[BEGIN Supplied information]

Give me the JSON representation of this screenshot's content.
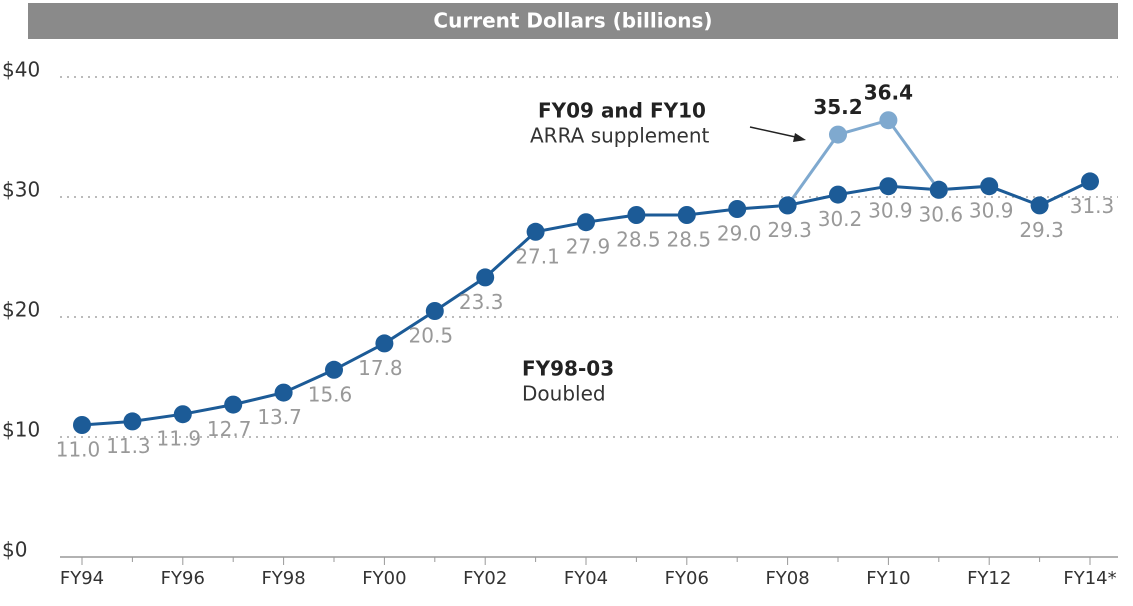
{
  "chart_data": {
    "type": "line",
    "title": "Current Dollars (billions)",
    "categories": [
      "FY94",
      null,
      "FY96",
      null,
      "FY98",
      null,
      "FY00",
      null,
      "FY02",
      null,
      "FY04",
      null,
      "FY06",
      null,
      "FY08",
      null,
      "FY10",
      null,
      "FY12",
      null,
      "FY14*"
    ],
    "series": [
      {
        "color": "#1c5b97",
        "values": [
          11.0,
          11.3,
          11.9,
          12.7,
          13.7,
          15.6,
          17.8,
          20.5,
          23.3,
          27.1,
          27.9,
          28.5,
          28.5,
          29.0,
          29.3,
          30.2,
          30.9,
          30.6,
          30.9,
          29.3,
          31.3
        ],
        "value_labels": [
          "11.0",
          "11.3",
          "11.9",
          "12.7",
          "13.7",
          "15.6",
          "17.8",
          "20.5",
          "23.3",
          "27.1",
          "27.9",
          "28.5",
          "28.5",
          "29.0",
          "29.3",
          "30.2",
          "30.9",
          "30.6",
          "30.9",
          "29.3",
          "31.3"
        ]
      },
      {
        "color": "#7fa9cf",
        "values": [
          null,
          null,
          null,
          null,
          null,
          null,
          null,
          null,
          null,
          null,
          null,
          null,
          null,
          null,
          29.3,
          35.2,
          36.4,
          30.6,
          null,
          null,
          null
        ],
        "value_labels": [
          null,
          null,
          null,
          null,
          null,
          null,
          null,
          null,
          null,
          null,
          null,
          null,
          null,
          null,
          null,
          "35.2",
          "36.4",
          null,
          null,
          null,
          null
        ]
      }
    ],
    "ylim": [
      0,
      40
    ],
    "yticks": [
      {
        "value": 0,
        "label": "$0"
      },
      {
        "value": 10,
        "label": "$10"
      },
      {
        "value": 20,
        "label": "$20"
      },
      {
        "value": 30,
        "label": "$30"
      },
      {
        "value": 40,
        "label": "$40"
      }
    ],
    "grid": true,
    "annotations": [
      {
        "title": "FY09 and FY10",
        "text": "ARRA supplement"
      },
      {
        "title": "FY98-03",
        "text": "Doubled"
      }
    ]
  }
}
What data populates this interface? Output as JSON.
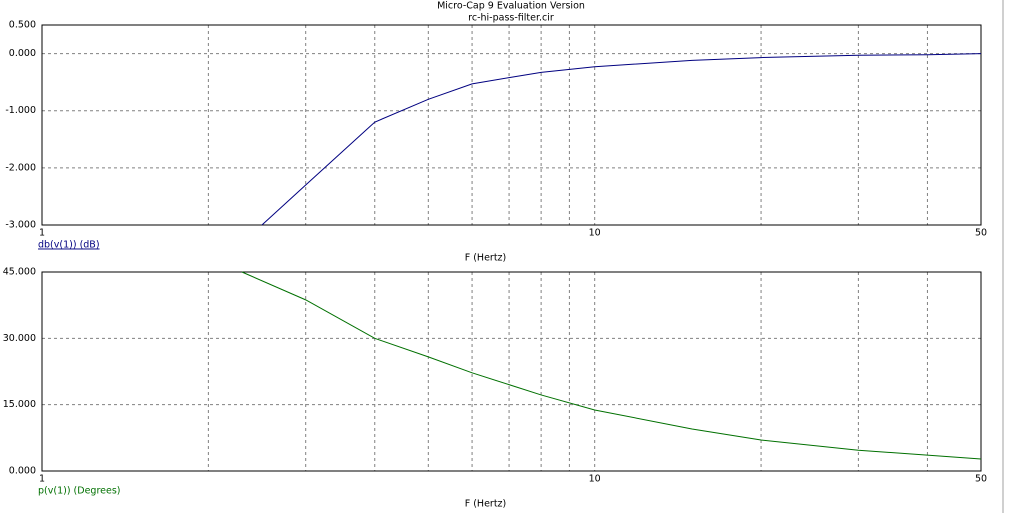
{
  "chart_data": [
    {
      "type": "line",
      "title": "Micro-Cap 9 Evaluation Version",
      "subtitle": "rc-hi-pass-filter.cir",
      "xlabel": "F (Hertz)",
      "xscale": "log",
      "xlim": [
        1,
        50
      ],
      "xticks": [
        1,
        10,
        50
      ],
      "xgrid_minor": [
        2,
        3,
        4,
        5,
        6,
        7,
        8,
        9,
        20,
        30,
        40
      ],
      "ylim": [
        -3,
        0.5
      ],
      "yticks": [
        {
          "value": 0.5,
          "label": "0.500"
        },
        {
          "value": 0,
          "label": "0.000"
        },
        {
          "value": -1,
          "label": "-1.000"
        },
        {
          "value": -2,
          "label": "-2.000"
        },
        {
          "value": -3,
          "label": "-3.000"
        }
      ],
      "grid": true,
      "x": [
        2.5,
        3,
        4,
        5,
        6,
        7,
        8,
        10,
        15,
        20,
        30,
        40,
        50
      ],
      "series": [
        {
          "name": "db(v(1)) (dB)",
          "color": "#000080",
          "values": [
            -3.0,
            -2.3,
            -1.2,
            -0.8,
            -0.53,
            -0.42,
            -0.33,
            -0.23,
            -0.12,
            -0.07,
            -0.03,
            -0.02,
            0
          ]
        }
      ]
    },
    {
      "type": "line",
      "xlabel": "F (Hertz)",
      "xscale": "log",
      "xlim": [
        1,
        50
      ],
      "xticks": [
        1,
        10,
        50
      ],
      "xgrid_minor": [
        2,
        3,
        4,
        5,
        6,
        7,
        8,
        9,
        20,
        30,
        40
      ],
      "ylim": [
        0,
        45
      ],
      "yticks": [
        {
          "value": 0,
          "label": "0.000"
        },
        {
          "value": 15,
          "label": "15.000"
        },
        {
          "value": 30,
          "label": "30.000"
        },
        {
          "value": 45,
          "label": "45.000"
        }
      ],
      "grid": true,
      "x": [
        2.3,
        3,
        4,
        5,
        6,
        8,
        10,
        15,
        20,
        30,
        50
      ],
      "series": [
        {
          "name": "p(v(1)) (Degrees)",
          "color": "#007000",
          "values": [
            45,
            38.7,
            30,
            25.8,
            22.2,
            17.2,
            13.8,
            9.5,
            7.0,
            4.7,
            2.7
          ]
        }
      ]
    }
  ]
}
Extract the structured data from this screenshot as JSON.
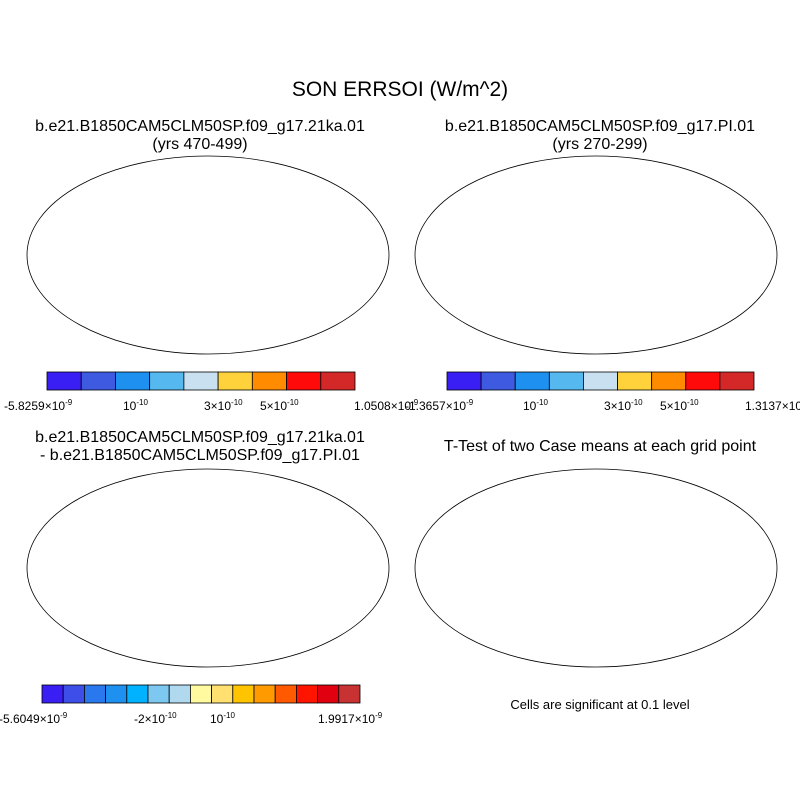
{
  "title": "SON ERRSOI (W/m^2)",
  "panels": {
    "p1": {
      "title_line1": "b.e21.B1850CAM5CLM50SP.f09_g17.21ka.01",
      "title_line2": "(yrs 470-499)"
    },
    "p2": {
      "title_line1": "b.e21.B1850CAM5CLM50SP.f09_g17.PI.01",
      "title_line2": "(yrs 270-299)"
    },
    "p3": {
      "title_line1": "b.e21.B1850CAM5CLM50SP.f09_g17.21ka.01",
      "title_line2": "- b.e21.B1850CAM5CLM50SP.f09_g17.PI.01"
    },
    "p4": {
      "title_line1": "T-Test of two Case means at each grid point",
      "footnote": "Cells are significant at 0.1 level"
    }
  },
  "colorbars": {
    "cb1": {
      "colors": [
        "#3a1ff5",
        "#3d5ae0",
        "#1e90f0",
        "#55b8ee",
        "#c8e0f0",
        "#ffd23c",
        "#ff8c00",
        "#ff0a0a",
        "#d42828"
      ],
      "labels": [
        {
          "base": "-5.8259×10",
          "exp": "-9"
        },
        {
          "base": "10",
          "exp": "-10"
        },
        {
          "base": "3×10",
          "exp": "-10"
        },
        {
          "base": "5×10",
          "exp": "-10"
        },
        {
          "base": "1.0508×10",
          "exp": "-9"
        }
      ]
    },
    "cb2": {
      "colors": [
        "#3a1ff5",
        "#3d5ae0",
        "#1e90f0",
        "#55b8ee",
        "#c8e0f0",
        "#ffd23c",
        "#ff8c00",
        "#ff0a0a",
        "#d42828"
      ],
      "labels": [
        {
          "base": "-1.3657×10",
          "exp": "-9"
        },
        {
          "base": "10",
          "exp": "-10"
        },
        {
          "base": "3×10",
          "exp": "-10"
        },
        {
          "base": "5×10",
          "exp": "-10"
        },
        {
          "base": "1.3137×10",
          "exp": "-9"
        }
      ]
    },
    "cb3": {
      "colors": [
        "#3a1ff5",
        "#3d4fe8",
        "#2a78ee",
        "#1e90f0",
        "#00b2ff",
        "#7cc8f0",
        "#b0d8ee",
        "#fffaa0",
        "#ffe070",
        "#ffc400",
        "#ff9a00",
        "#ff5a00",
        "#ff1400",
        "#e00010",
        "#c83232"
      ],
      "labels": [
        {
          "base": "-5.6049×10",
          "exp": "-9"
        },
        {
          "base": "-2×10",
          "exp": "-10"
        },
        {
          "base": "10",
          "exp": "-10"
        },
        {
          "base": "1.9917×10",
          "exp": "-9"
        }
      ]
    }
  }
}
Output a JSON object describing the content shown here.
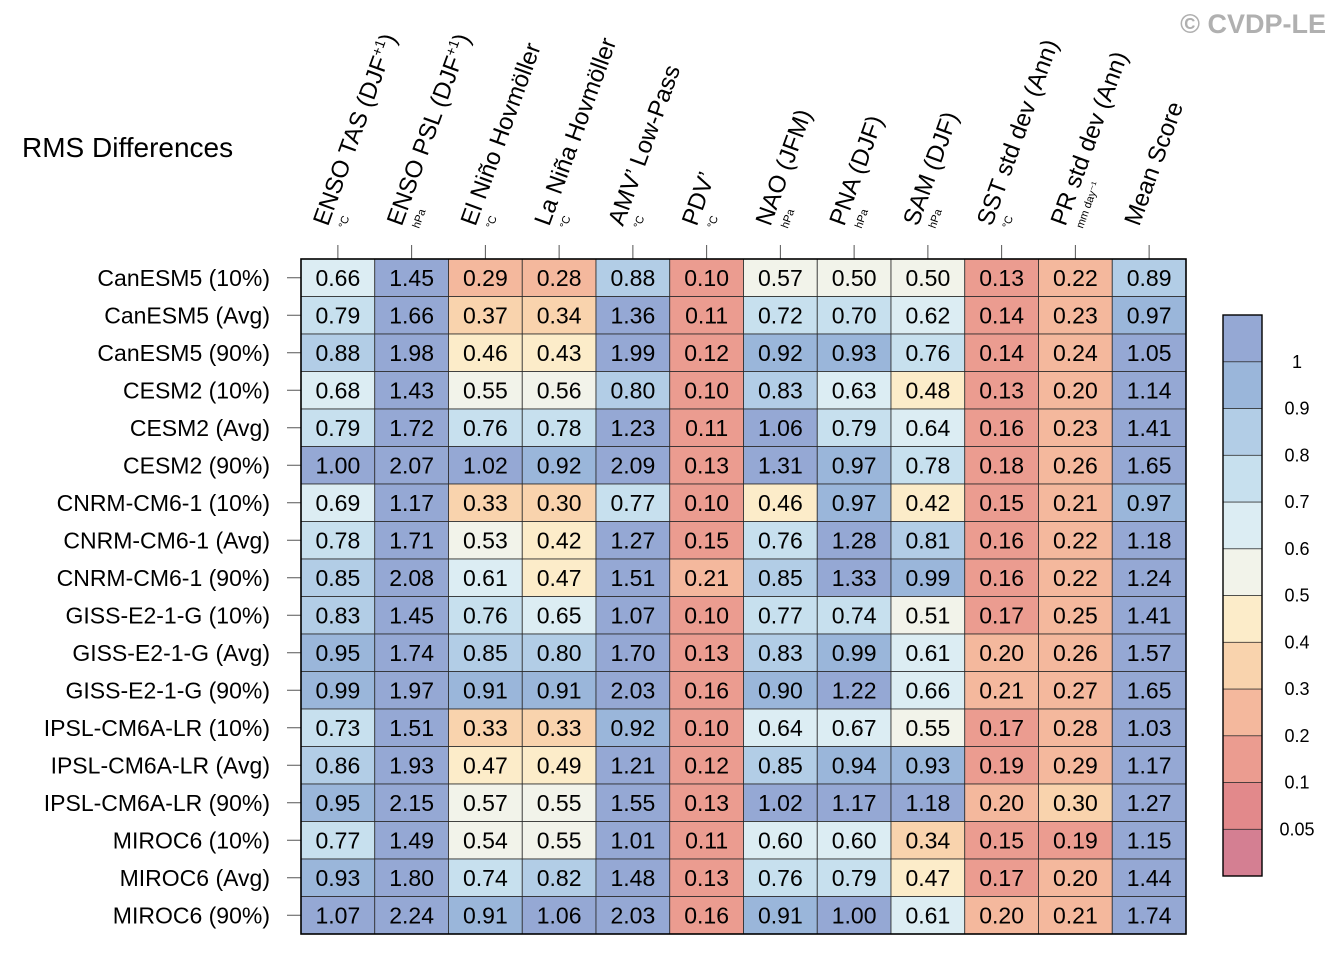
{
  "watermark": "© CVDP-LE",
  "chart_data": {
    "type": "heatmap",
    "title": "RMS Differences",
    "columns": [
      {
        "label": "ENSO TAS (DJF",
        "sup": "+1",
        "tail": ")",
        "unit": "°C"
      },
      {
        "label": "ENSO PSL (DJF",
        "sup": "+1",
        "tail": ")",
        "unit": "hPa"
      },
      {
        "label": "El Niño Hovmöller",
        "sup": "",
        "tail": "",
        "unit": "°C"
      },
      {
        "label": "La Niña Hovmöller",
        "sup": "",
        "tail": "",
        "unit": "°C"
      },
      {
        "label": "AMV’ Low-Pass",
        "sup": "",
        "tail": "",
        "unit": "°C"
      },
      {
        "label": "PDV’",
        "sup": "",
        "tail": "",
        "unit": "°C"
      },
      {
        "label": "NAO (JFM)",
        "sup": "",
        "tail": "",
        "unit": "hPa"
      },
      {
        "label": "PNA (DJF)",
        "sup": "",
        "tail": "",
        "unit": "hPa"
      },
      {
        "label": "SAM (DJF)",
        "sup": "",
        "tail": "",
        "unit": "hPa"
      },
      {
        "label": "SST std dev (Ann)",
        "sup": "",
        "tail": "",
        "unit": "°C"
      },
      {
        "label": "PR std dev (Ann)",
        "sup": "",
        "tail": "",
        "unit": "mm day⁻¹"
      },
      {
        "label": "Mean Score",
        "sup": "",
        "tail": "",
        "unit": ""
      }
    ],
    "rows": [
      {
        "label": "CanESM5 (10%)",
        "values": [
          "0.66",
          "1.45",
          "0.29",
          "0.28",
          "0.88",
          "0.10",
          "0.57",
          "0.50",
          "0.50",
          "0.13",
          "0.22",
          "0.89"
        ]
      },
      {
        "label": "CanESM5 (Avg)",
        "values": [
          "0.79",
          "1.66",
          "0.37",
          "0.34",
          "1.36",
          "0.11",
          "0.72",
          "0.70",
          "0.62",
          "0.14",
          "0.23",
          "0.97"
        ]
      },
      {
        "label": "CanESM5 (90%)",
        "values": [
          "0.88",
          "1.98",
          "0.46",
          "0.43",
          "1.99",
          "0.12",
          "0.92",
          "0.93",
          "0.76",
          "0.14",
          "0.24",
          "1.05"
        ]
      },
      {
        "label": "CESM2 (10%)",
        "values": [
          "0.68",
          "1.43",
          "0.55",
          "0.56",
          "0.80",
          "0.10",
          "0.83",
          "0.63",
          "0.48",
          "0.13",
          "0.20",
          "1.14"
        ]
      },
      {
        "label": "CESM2 (Avg)",
        "values": [
          "0.79",
          "1.72",
          "0.76",
          "0.78",
          "1.23",
          "0.11",
          "1.06",
          "0.79",
          "0.64",
          "0.16",
          "0.23",
          "1.41"
        ]
      },
      {
        "label": "CESM2 (90%)",
        "values": [
          "1.00",
          "2.07",
          "1.02",
          "0.92",
          "2.09",
          "0.13",
          "1.31",
          "0.97",
          "0.78",
          "0.18",
          "0.26",
          "1.65"
        ]
      },
      {
        "label": "CNRM-CM6-1 (10%)",
        "values": [
          "0.69",
          "1.17",
          "0.33",
          "0.30",
          "0.77",
          "0.10",
          "0.46",
          "0.97",
          "0.42",
          "0.15",
          "0.21",
          "0.97"
        ]
      },
      {
        "label": "CNRM-CM6-1 (Avg)",
        "values": [
          "0.78",
          "1.71",
          "0.53",
          "0.42",
          "1.27",
          "0.15",
          "0.76",
          "1.28",
          "0.81",
          "0.16",
          "0.22",
          "1.18"
        ]
      },
      {
        "label": "CNRM-CM6-1 (90%)",
        "values": [
          "0.85",
          "2.08",
          "0.61",
          "0.47",
          "1.51",
          "0.21",
          "0.85",
          "1.33",
          "0.99",
          "0.16",
          "0.22",
          "1.24"
        ]
      },
      {
        "label": "GISS-E2-1-G (10%)",
        "values": [
          "0.83",
          "1.45",
          "0.76",
          "0.65",
          "1.07",
          "0.10",
          "0.77",
          "0.74",
          "0.51",
          "0.17",
          "0.25",
          "1.41"
        ]
      },
      {
        "label": "GISS-E2-1-G (Avg)",
        "values": [
          "0.95",
          "1.74",
          "0.85",
          "0.80",
          "1.70",
          "0.13",
          "0.83",
          "0.99",
          "0.61",
          "0.20",
          "0.26",
          "1.57"
        ]
      },
      {
        "label": "GISS-E2-1-G (90%)",
        "values": [
          "0.99",
          "1.97",
          "0.91",
          "0.91",
          "2.03",
          "0.16",
          "0.90",
          "1.22",
          "0.66",
          "0.21",
          "0.27",
          "1.65"
        ]
      },
      {
        "label": "IPSL-CM6A-LR (10%)",
        "values": [
          "0.73",
          "1.51",
          "0.33",
          "0.33",
          "0.92",
          "0.10",
          "0.64",
          "0.67",
          "0.55",
          "0.17",
          "0.28",
          "1.03"
        ]
      },
      {
        "label": "IPSL-CM6A-LR (Avg)",
        "values": [
          "0.86",
          "1.93",
          "0.47",
          "0.49",
          "1.21",
          "0.12",
          "0.85",
          "0.94",
          "0.93",
          "0.19",
          "0.29",
          "1.17"
        ]
      },
      {
        "label": "IPSL-CM6A-LR (90%)",
        "values": [
          "0.95",
          "2.15",
          "0.57",
          "0.55",
          "1.55",
          "0.13",
          "1.02",
          "1.17",
          "1.18",
          "0.20",
          "0.30",
          "1.27"
        ]
      },
      {
        "label": "MIROC6 (10%)",
        "values": [
          "0.77",
          "1.49",
          "0.54",
          "0.55",
          "1.01",
          "0.11",
          "0.60",
          "0.60",
          "0.34",
          "0.15",
          "0.19",
          "1.15"
        ]
      },
      {
        "label": "MIROC6 (Avg)",
        "values": [
          "0.93",
          "1.80",
          "0.74",
          "0.82",
          "1.48",
          "0.13",
          "0.76",
          "0.79",
          "0.47",
          "0.17",
          "0.20",
          "1.44"
        ]
      },
      {
        "label": "MIROC6 (90%)",
        "values": [
          "1.07",
          "2.24",
          "0.91",
          "1.06",
          "2.03",
          "0.16",
          "0.91",
          "1.00",
          "0.61",
          "0.20",
          "0.21",
          "1.74"
        ]
      }
    ],
    "colorbar": {
      "levels": [
        0.05,
        0.1,
        0.2,
        0.3,
        0.4,
        0.5,
        0.6,
        0.7,
        0.8,
        0.9,
        1
      ],
      "labels": [
        "0.05",
        "0.1",
        "0.2",
        "0.3",
        "0.4",
        "0.5",
        "0.6",
        "0.7",
        "0.8",
        "0.9",
        "1"
      ],
      "colors": [
        "#d47f92",
        "#e2898b",
        "#eb9c90",
        "#f4b89d",
        "#f9d3ad",
        "#fcecc9",
        "#f2f3ea",
        "#dcedf3",
        "#c7e0ee",
        "#b2cde6",
        "#9ab6da",
        "#95a8d4"
      ]
    }
  }
}
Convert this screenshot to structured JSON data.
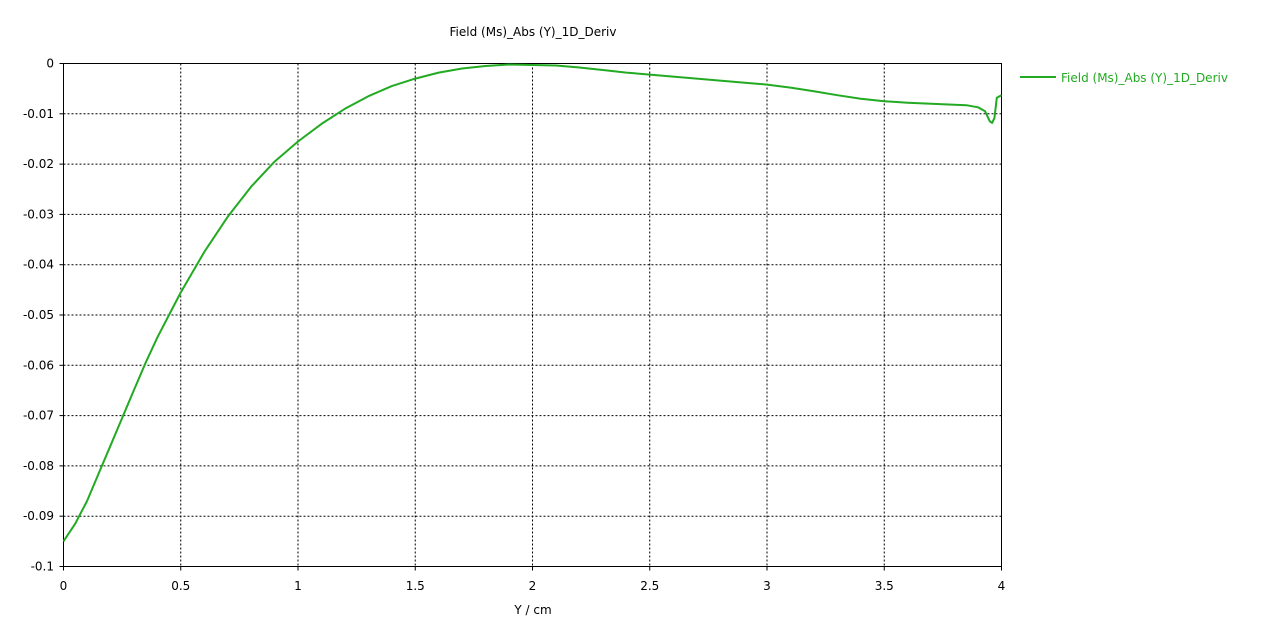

[END Supplied information]

Find the lines holding "Output" and list every one.

What data populates this interface? Output as JSON.
Output a JSON object describing the content shown here.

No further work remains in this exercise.